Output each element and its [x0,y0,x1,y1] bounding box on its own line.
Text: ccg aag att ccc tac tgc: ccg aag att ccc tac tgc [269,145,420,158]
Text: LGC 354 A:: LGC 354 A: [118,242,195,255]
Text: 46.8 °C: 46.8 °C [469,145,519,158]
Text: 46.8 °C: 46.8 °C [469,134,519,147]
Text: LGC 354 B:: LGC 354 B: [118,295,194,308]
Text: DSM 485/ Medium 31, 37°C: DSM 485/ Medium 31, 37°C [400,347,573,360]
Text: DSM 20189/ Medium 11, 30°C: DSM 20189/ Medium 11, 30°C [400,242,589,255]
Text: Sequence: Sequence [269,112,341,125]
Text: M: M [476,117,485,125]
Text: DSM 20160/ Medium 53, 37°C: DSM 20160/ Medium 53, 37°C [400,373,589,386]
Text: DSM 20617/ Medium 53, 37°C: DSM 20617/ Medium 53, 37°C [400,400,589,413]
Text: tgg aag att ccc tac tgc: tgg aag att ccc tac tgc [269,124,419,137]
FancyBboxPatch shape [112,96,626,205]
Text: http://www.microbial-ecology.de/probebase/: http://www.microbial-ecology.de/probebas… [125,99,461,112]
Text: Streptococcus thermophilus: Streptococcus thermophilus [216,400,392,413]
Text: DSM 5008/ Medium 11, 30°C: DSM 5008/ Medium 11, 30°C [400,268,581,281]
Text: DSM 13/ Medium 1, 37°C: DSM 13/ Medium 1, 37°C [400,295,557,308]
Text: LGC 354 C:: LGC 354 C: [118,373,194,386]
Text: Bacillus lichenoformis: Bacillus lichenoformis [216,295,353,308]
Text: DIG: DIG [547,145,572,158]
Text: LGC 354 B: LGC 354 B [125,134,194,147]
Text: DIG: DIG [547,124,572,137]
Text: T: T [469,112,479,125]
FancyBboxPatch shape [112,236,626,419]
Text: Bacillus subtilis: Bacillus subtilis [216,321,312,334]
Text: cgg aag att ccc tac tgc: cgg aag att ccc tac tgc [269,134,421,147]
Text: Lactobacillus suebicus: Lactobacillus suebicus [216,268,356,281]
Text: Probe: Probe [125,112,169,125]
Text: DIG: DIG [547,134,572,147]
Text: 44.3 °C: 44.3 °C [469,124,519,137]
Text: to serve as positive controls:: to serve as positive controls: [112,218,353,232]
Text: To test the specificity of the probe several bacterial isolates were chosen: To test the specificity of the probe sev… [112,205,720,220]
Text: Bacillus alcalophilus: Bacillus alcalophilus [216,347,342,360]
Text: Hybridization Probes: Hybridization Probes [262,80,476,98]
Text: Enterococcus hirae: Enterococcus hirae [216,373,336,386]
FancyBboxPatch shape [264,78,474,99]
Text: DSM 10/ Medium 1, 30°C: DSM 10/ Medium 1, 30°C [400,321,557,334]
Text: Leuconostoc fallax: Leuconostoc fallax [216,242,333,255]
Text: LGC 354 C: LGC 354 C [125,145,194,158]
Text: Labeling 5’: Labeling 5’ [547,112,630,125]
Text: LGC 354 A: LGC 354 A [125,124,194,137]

──────────────────────────────

(TASK STATEMENT) Transcribe each line of the listing exactly.

(YOUR SOLUTION)
Output each element and its [x0,y0,x1,y1] bounding box on its own line.
Text: ccg aag att ccc tac tgc: ccg aag att ccc tac tgc [269,145,420,158]
Text: LGC 354 A:: LGC 354 A: [118,242,195,255]
Text: 46.8 °C: 46.8 °C [469,145,519,158]
Text: 46.8 °C: 46.8 °C [469,134,519,147]
Text: LGC 354 B:: LGC 354 B: [118,295,194,308]
Text: DSM 485/ Medium 31, 37°C: DSM 485/ Medium 31, 37°C [400,347,573,360]
Text: DSM 20189/ Medium 11, 30°C: DSM 20189/ Medium 11, 30°C [400,242,589,255]
Text: Sequence: Sequence [269,112,341,125]
Text: M: M [476,117,485,125]
Text: DSM 20160/ Medium 53, 37°C: DSM 20160/ Medium 53, 37°C [400,373,589,386]
Text: DSM 20617/ Medium 53, 37°C: DSM 20617/ Medium 53, 37°C [400,400,589,413]
Text: tgg aag att ccc tac tgc: tgg aag att ccc tac tgc [269,124,419,137]
FancyBboxPatch shape [112,96,626,205]
Text: http://www.microbial-ecology.de/probebase/: http://www.microbial-ecology.de/probebas… [125,99,461,112]
Text: Streptococcus thermophilus: Streptococcus thermophilus [216,400,392,413]
Text: DSM 5008/ Medium 11, 30°C: DSM 5008/ Medium 11, 30°C [400,268,581,281]
Text: DSM 13/ Medium 1, 37°C: DSM 13/ Medium 1, 37°C [400,295,557,308]
Text: LGC 354 C:: LGC 354 C: [118,373,194,386]
Text: Bacillus lichenoformis: Bacillus lichenoformis [216,295,353,308]
Text: DIG: DIG [547,145,572,158]
Text: LGC 354 B: LGC 354 B [125,134,194,147]
Text: DIG: DIG [547,124,572,137]
Text: T: T [469,112,479,125]
FancyBboxPatch shape [112,236,626,419]
Text: Bacillus subtilis: Bacillus subtilis [216,321,312,334]
Text: cgg aag att ccc tac tgc: cgg aag att ccc tac tgc [269,134,421,147]
Text: Lactobacillus suebicus: Lactobacillus suebicus [216,268,356,281]
Text: Probe: Probe [125,112,169,125]
Text: DIG: DIG [547,134,572,147]
Text: 44.3 °C: 44.3 °C [469,124,519,137]
Text: to serve as positive controls:: to serve as positive controls: [112,218,353,232]
Text: To test the specificity of the probe several bacterial isolates were chosen: To test the specificity of the probe sev… [112,205,720,220]
Text: Bacillus alcalophilus: Bacillus alcalophilus [216,347,342,360]
Text: Hybridization Probes: Hybridization Probes [262,80,476,98]
Text: Enterococcus hirae: Enterococcus hirae [216,373,336,386]
FancyBboxPatch shape [264,78,474,99]
Text: DSM 10/ Medium 1, 30°C: DSM 10/ Medium 1, 30°C [400,321,557,334]
Text: Leuconostoc fallax: Leuconostoc fallax [216,242,333,255]
Text: LGC 354 C: LGC 354 C [125,145,194,158]
Text: Labeling 5’: Labeling 5’ [547,112,630,125]
Text: LGC 354 A: LGC 354 A [125,124,194,137]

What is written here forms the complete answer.